Many air conditioning units have a shut-off switch near them. This panel is designed to be that, and also provide overcurrent protection, and optionally GFCI. It is a 2-space "panel" which is designed to fit exactly one 2-pole common breaker. (any of the THQL THHQL TXQL or QPF types). It is designed to provide a) a shut-off, b) overcurrent protection, and optionally c) GFCI to a single load. It'd be a great hot-tub shut-off.

GE's slick design with THQP and THQQP breakers uses a clever way to do double-stuff 2-pole breakers. Since it uses half-width breakers, it simply uses a 2-pole breaker that sits in the halfway position, one contact on each bus bar. Any number of 2-pole breakers can be stacked like this, if your panel is wide enough. which yours isn't. As such, the only supported 2-pole configuration with these breakers is the 2-pole THQP sitting in the middle, in the 2-3 position, with a half-width breaker on either side. You cannot handle-tie the two outside 120V breakers because GE is quite specific that these breakers have an internal common trip mechanism. Handle ties only assure common shut-off, not trip, so one side tripping could leave the other side energized - bad!

However GE doesn't seem to make a quadplex 2-pole for it. That makes sense. The whole selling point of THQP is to avoid the duplex/quadplex model entirely.

## [Written task 1]
Answer these questions from the breaker passage:
(a) Which breaker types can the 2-space panel take?
(b) In which position does the 2-pole THQP sit in the only supported configuration?
(c) What kind of 2-pole breaker does GE not seem to make?

## [Data listing]
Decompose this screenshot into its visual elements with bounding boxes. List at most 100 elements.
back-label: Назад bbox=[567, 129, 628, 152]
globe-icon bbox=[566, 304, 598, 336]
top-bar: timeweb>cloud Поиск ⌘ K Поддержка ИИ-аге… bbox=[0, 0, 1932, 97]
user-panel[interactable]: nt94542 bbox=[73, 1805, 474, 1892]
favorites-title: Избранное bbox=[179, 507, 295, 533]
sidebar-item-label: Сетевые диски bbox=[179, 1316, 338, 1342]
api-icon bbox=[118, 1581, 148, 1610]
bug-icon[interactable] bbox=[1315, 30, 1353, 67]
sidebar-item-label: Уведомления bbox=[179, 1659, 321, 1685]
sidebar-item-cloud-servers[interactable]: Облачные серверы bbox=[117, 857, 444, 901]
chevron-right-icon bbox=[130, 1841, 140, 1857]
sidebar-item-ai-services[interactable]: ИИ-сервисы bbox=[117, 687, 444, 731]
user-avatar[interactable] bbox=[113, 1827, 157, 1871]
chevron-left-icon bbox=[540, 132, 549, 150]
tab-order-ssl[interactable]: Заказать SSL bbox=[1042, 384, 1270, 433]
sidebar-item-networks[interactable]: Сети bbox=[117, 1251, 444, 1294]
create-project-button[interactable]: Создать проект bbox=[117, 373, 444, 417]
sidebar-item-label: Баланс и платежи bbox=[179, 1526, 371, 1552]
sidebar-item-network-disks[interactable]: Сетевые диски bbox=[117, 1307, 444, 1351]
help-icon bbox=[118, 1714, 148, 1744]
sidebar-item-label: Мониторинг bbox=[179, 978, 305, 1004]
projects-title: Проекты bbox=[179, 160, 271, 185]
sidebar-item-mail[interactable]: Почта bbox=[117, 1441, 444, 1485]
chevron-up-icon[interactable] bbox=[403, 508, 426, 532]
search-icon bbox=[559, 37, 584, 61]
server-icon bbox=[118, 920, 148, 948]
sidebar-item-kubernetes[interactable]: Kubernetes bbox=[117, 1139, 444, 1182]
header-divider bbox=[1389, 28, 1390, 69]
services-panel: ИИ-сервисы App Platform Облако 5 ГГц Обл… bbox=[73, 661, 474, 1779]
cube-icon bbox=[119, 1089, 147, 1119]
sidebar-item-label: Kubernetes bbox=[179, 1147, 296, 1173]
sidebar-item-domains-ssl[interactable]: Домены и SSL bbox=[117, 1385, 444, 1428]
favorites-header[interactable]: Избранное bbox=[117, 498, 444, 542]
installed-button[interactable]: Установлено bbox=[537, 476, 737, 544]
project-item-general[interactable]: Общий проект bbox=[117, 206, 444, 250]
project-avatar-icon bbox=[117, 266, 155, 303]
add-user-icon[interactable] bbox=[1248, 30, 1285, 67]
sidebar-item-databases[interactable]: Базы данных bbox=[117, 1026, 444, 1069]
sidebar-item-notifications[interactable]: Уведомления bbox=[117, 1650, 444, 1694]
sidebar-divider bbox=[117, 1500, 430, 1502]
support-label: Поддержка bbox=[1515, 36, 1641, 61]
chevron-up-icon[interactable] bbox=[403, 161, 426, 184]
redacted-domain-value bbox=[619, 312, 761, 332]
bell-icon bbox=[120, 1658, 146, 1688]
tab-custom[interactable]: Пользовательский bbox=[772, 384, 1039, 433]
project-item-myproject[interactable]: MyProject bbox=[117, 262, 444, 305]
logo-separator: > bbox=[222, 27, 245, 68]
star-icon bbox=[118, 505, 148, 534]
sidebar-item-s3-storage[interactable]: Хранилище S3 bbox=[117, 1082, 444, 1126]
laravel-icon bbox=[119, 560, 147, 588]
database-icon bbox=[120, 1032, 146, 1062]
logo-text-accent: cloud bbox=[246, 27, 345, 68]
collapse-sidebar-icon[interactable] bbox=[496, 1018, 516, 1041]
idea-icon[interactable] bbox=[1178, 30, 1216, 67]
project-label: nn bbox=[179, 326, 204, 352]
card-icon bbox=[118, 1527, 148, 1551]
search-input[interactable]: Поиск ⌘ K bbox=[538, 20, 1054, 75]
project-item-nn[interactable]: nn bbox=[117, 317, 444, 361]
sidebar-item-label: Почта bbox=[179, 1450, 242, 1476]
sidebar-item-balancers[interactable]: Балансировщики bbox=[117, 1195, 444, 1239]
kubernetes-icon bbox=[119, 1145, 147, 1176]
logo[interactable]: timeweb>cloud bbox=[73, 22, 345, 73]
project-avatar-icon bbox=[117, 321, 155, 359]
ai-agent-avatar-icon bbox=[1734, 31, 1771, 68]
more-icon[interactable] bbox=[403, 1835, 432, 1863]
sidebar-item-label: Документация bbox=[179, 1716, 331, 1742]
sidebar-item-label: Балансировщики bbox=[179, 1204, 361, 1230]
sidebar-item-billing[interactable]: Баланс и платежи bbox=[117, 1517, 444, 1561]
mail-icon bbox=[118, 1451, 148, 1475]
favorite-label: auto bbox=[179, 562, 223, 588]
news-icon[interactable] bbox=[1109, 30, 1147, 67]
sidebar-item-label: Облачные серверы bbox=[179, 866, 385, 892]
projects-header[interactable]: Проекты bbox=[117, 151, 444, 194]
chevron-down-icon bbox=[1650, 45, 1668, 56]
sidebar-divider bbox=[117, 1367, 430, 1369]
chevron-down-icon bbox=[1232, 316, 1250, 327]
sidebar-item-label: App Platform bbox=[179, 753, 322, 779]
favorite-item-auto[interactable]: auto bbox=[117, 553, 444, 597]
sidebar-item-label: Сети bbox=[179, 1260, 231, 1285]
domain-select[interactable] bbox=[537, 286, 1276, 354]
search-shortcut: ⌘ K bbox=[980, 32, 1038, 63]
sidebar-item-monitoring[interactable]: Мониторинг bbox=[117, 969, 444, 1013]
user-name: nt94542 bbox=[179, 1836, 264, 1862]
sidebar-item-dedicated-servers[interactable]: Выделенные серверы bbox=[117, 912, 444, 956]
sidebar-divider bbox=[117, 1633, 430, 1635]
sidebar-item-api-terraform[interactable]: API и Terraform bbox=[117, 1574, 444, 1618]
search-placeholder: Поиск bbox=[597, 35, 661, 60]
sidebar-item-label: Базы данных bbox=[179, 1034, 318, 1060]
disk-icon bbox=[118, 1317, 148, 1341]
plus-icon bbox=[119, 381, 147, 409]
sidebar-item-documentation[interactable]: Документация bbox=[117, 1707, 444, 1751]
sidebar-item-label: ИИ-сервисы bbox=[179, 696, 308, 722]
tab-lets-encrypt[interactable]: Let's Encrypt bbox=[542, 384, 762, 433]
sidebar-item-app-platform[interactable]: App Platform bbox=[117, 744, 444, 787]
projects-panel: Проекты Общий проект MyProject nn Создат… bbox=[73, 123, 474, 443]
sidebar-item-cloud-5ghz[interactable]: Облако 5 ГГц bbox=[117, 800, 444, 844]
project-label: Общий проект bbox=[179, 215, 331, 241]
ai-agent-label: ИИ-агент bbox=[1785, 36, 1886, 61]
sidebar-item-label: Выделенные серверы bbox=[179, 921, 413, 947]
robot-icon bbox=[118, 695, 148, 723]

## [Written task 2]
Reproduce the lines of the records from the first one through the line containing "chevron-right-icon bbox=[130, 1841, 140, 1857]", including both.

## [Problem solution 1]
(a) One 2-pole common breaker of the THQL, THHQL, TXQL or QPF type.
(b) In the middle, in the 2-3 position, with a half-width breaker on either side.
(c) A quadplex 2-pole.

## [Problem solution 2]
Decompose this screenshot into its visual elements with bounding boxes. List at most 100 elements.
back-label: Назад bbox=[567, 129, 628, 152]
globe-icon bbox=[566, 304, 598, 336]
top-bar: timeweb>cloud Поиск ⌘ K Поддержка ИИ-аге… bbox=[0, 0, 1932, 97]
user-panel[interactable]: nt94542 bbox=[73, 1805, 474, 1892]
favorites-title: Избранное bbox=[179, 507, 295, 533]
sidebar-item-label: Сетевые диски bbox=[179, 1316, 338, 1342]
api-icon bbox=[118, 1581, 148, 1610]
bug-icon[interactable] bbox=[1315, 30, 1353, 67]
sidebar-item-label: Уведомления bbox=[179, 1659, 321, 1685]
sidebar-item-cloud-servers[interactable]: Облачные серверы bbox=[117, 857, 444, 901]
chevron-right-icon bbox=[130, 1841, 140, 1857]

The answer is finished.